── Record set ──

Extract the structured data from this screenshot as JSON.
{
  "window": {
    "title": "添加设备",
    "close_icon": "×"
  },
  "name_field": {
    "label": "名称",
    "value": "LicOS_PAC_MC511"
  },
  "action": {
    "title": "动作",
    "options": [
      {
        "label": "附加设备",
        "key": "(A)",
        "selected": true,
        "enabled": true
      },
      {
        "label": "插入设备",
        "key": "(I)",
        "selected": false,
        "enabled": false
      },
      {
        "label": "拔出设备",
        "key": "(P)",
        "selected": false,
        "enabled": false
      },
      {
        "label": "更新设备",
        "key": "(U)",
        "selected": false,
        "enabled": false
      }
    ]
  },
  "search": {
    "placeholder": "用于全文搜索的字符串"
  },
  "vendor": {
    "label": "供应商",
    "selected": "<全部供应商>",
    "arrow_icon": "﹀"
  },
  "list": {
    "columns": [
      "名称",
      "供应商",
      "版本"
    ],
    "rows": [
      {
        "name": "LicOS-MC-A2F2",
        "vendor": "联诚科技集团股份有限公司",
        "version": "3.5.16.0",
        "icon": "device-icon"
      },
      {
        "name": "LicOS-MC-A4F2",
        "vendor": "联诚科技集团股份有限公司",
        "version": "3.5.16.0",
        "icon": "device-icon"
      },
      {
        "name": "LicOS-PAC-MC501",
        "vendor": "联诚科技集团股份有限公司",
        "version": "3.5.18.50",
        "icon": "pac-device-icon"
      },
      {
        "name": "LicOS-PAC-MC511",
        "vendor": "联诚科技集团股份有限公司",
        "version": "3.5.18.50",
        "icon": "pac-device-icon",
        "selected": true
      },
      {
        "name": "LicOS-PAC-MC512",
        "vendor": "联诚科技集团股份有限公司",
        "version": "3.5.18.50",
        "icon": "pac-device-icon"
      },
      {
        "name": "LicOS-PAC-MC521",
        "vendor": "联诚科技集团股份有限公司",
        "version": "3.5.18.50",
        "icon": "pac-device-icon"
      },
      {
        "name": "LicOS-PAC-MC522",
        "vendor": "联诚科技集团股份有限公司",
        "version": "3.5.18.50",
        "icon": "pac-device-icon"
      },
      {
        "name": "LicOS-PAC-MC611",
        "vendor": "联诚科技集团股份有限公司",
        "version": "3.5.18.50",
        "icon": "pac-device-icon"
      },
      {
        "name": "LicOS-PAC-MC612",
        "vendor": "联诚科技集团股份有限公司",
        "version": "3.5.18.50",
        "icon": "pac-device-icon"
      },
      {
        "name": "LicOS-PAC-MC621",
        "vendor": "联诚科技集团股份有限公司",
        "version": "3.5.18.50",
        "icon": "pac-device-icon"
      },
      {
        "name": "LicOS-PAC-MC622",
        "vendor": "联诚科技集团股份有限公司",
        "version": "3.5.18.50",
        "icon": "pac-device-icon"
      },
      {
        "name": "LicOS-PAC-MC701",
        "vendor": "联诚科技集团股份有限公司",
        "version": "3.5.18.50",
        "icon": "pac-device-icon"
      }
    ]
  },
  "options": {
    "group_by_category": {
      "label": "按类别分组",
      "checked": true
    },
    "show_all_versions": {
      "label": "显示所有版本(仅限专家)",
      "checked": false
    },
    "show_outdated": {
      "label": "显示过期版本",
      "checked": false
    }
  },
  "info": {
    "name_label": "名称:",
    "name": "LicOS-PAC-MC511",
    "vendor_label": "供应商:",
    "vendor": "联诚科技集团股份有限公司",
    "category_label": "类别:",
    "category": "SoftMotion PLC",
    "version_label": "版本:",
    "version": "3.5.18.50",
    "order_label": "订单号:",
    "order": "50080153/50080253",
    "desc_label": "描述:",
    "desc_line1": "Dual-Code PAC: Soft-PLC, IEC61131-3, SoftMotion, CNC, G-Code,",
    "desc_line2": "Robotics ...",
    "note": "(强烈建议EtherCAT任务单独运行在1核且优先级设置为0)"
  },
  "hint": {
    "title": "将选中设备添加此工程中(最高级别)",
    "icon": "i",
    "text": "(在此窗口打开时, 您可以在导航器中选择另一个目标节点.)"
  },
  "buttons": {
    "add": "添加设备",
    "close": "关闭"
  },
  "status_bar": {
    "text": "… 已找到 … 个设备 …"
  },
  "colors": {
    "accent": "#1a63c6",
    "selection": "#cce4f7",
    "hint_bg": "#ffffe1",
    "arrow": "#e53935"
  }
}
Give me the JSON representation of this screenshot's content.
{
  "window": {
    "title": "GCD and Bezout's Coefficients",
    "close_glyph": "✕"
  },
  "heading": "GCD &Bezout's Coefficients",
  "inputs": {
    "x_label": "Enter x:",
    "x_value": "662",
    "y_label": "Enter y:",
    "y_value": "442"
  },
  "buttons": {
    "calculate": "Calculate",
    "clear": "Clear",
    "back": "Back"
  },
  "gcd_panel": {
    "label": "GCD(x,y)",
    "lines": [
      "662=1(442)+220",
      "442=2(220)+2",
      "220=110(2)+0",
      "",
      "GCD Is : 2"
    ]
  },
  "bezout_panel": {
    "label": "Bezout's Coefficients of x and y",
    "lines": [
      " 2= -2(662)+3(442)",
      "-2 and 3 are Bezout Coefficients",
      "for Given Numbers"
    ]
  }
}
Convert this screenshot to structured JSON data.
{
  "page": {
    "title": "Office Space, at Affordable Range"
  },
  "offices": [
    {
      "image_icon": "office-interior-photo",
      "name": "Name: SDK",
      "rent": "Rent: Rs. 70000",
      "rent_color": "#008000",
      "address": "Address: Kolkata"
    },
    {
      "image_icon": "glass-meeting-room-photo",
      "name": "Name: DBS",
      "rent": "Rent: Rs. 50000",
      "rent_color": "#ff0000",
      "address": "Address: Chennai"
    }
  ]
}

───

» Prompt
Copy all the lines, exactly.

» The answer
Extract the structured data from this screenshot as JSON.
{
  "window": {
    "title": "添加设备",
    "close_icon": "×"
  },
  "name_field": {
    "label": "名称",
    "value": "LicOS_PAC_MC511"
  },
  "action": {
    "title": "动作",
    "options": [
      {
        "label": "附加设备",
        "key": "(A)",
        "selected": true,
        "enabled": true
      },
      {
        "label": "插入设备",
        "key": "(I)",
        "selected": false,
        "enabled": false
      },
      {
        "label": "拔出设备",
        "key": "(P)",
        "selected": false,
        "enabled": false
      },
      {
        "label": "更新设备",
        "key": "(U)",
        "selected": false,
        "enabled": false
      }
    ]
  },
  "search": {
    "placeholder": "用于全文搜索的字符串"
  },
  "vendor": {
    "label": "供应商",
    "selected": "<全部供应商>",
    "arrow_icon": "﹀"
  },
  "list": {
    "columns": [
      "名称",
      "供应商",
      "版本"
    ],
    "rows": [
      {
        "name": "LicOS-MC-A2F2",
        "vendor": "联诚科技集团股份有限公司",
        "version": "3.5.16.0",
        "icon": "device-icon"
      },
      {
        "name": "LicOS-MC-A4F2",
        "vendor": "联诚科技集团股份有限公司",
        "version": "3.5.16.0",
        "icon": "device-icon"
      },
      {
        "name": "LicOS-PAC-MC501",
        "vendor": "联诚科技集团股份有限公司",
        "version": "3.5.18.50",
        "icon": "pac-device-icon"
      },
      {
        "name": "LicOS-PAC-MC511",
        "vendor": "联诚科技集团股份有限公司",
        "version": "3.5.18.50",
        "icon": "pac-device-icon",
        "selected": true
      },
      {
        "name": "LicOS-PAC-MC512",
        "vendor": "联诚科技集团股份有限公司",
        "version": "3.5.18.50",
        "icon": "pac-device-icon"
      },
      {
        "name": "LicOS-PAC-MC521",
        "vendor": "联诚科技集团股份有限公司",
        "version": "3.5.18.50",
        "icon": "pac-device-icon"
      },
      {
        "name": "LicOS-PAC-MC522",
        "vendor": "联诚科技集团股份有限公司",
        "version": "3.5.18.50",
        "icon": "pac-device-icon"
      },
      {
        "name": "LicOS-PAC-MC611",
        "vendor": "联诚科技集团股份有限公司",
        "version": "3.5.18.50",
        "icon": "pac-device-icon"
      },
      {
        "name": "LicOS-PAC-MC612",
        "vendor": "联诚科技集团股份有限公司",
        "version": "3.5.18.50",
        "icon": "pac-device-icon"
      },
      {
        "name": "LicOS-PAC-MC621",
        "vendor": "联诚科技集团股份有限公司",
        "version": "3.5.18.50",
        "icon": "pac-device-icon"
      },
      {
        "name": "LicOS-PAC-MC622",
        "vendor": "联诚科技集团股份有限公司",
        "version": "3.5.18.50",
        "icon": "pac-device-icon"
      },
      {
        "name": "LicOS-PAC-MC701",
        "vendor": "联诚科技集团股份有限公司",
        "version": "3.5.18.50",
        "icon": "pac-device-icon"
      }
    ]
  },
  "options": {
    "group_by_category": {
      "label": "按类别分组",
      "checked": true
    },
    "show_all_versions": {
      "label": "显示所有版本(仅限专家)",
      "checked": false
    },
    "show_outdated": {
      "label": "显示过期版本",
      "checked": false
    }
  },
  "info": {
    "name_label": "名称:",
    "name": "LicOS-PAC-MC511",
    "vendor_label": "供应商:",
    "vendor": "联诚科技集团股份有限公司",
    "category_label": "类别:",
    "category": "SoftMotion PLC",
    "version_label": "版本:",
    "version": "3.5.18.50",
    "order_label": "订单号:",
    "order": "50080153/50080253",
    "desc_label": "描述:",
    "desc_line1": "Dual-Code PAC: Soft-PLC, IEC61131-3, SoftMotion, CNC, G-Code,",
    "desc_line2": "Robotics ...",
    "note": "(强烈建议EtherCAT任务单独运行在1核且优先级设置为0)"
  },
  "hint": {
    "title": "将选中设备添加此工程中(最高级别)",
    "icon": "i",
    "text": "(在此窗口打开时, 您可以在导航器中选择另一个目标节点.)"
  },
  "buttons": {
    "add": "添加设备",
    "close": "关闭"
  },
  "status_bar": {
    "text": "… 已找到 … 个设备 …"
  },
  "colors": {
    "accent": "#1a63c6",
    "selection": "#cce4f7",
    "hint_bg": "#ffffe1",
    "arrow": "#e53935"
  }
}
Give me the JSON representation of this screenshot's content.
{
  "window": {
    "title": "GCD and Bezout's Coefficients",
    "close_glyph": "✕"
  },
  "heading": "GCD &Bezout's Coefficients",
  "inputs": {
    "x_label": "Enter x:",
    "x_value": "662",
    "y_label": "Enter y:",
    "y_value": "442"
  },
  "buttons": {
    "calculate": "Calculate",
    "clear": "Clear",
    "back": "Back"
  },
  "gcd_panel": {
    "label": "GCD(x,y)",
    "lines": [
      "662=1(442)+220",
      "442=2(220)+2",
      "220=110(2)+0",
      "",
      "GCD Is : 2"
    ]
  },
  "bezout_panel": {
    "label": "Bezout's Coefficients of x and y",
    "lines": [
      " 2= -2(662)+3(442)",
      "-2 and 3 are Bezout Coefficients",
      "for Given Numbers"
    ]
  }
}
Convert this screenshot to structured JSON data.
{
  "page": {
    "title": "Office Space, at Affordable Range"
  },
  "offices": [
    {
      "image_icon": "office-interior-photo",
      "name": "Name: SDK",
      "rent": "Rent: Rs. 70000",
      "rent_color": "#008000",
      "address": "Address: Kolkata"
    },
    {
      "image_icon": "glass-meeting-room-photo",
      "name": "Name: DBS",
      "rent": "Rent: Rs. 50000",
      "rent_color": "#ff0000",
      "address": "Address: Chennai"
    }
  ]
}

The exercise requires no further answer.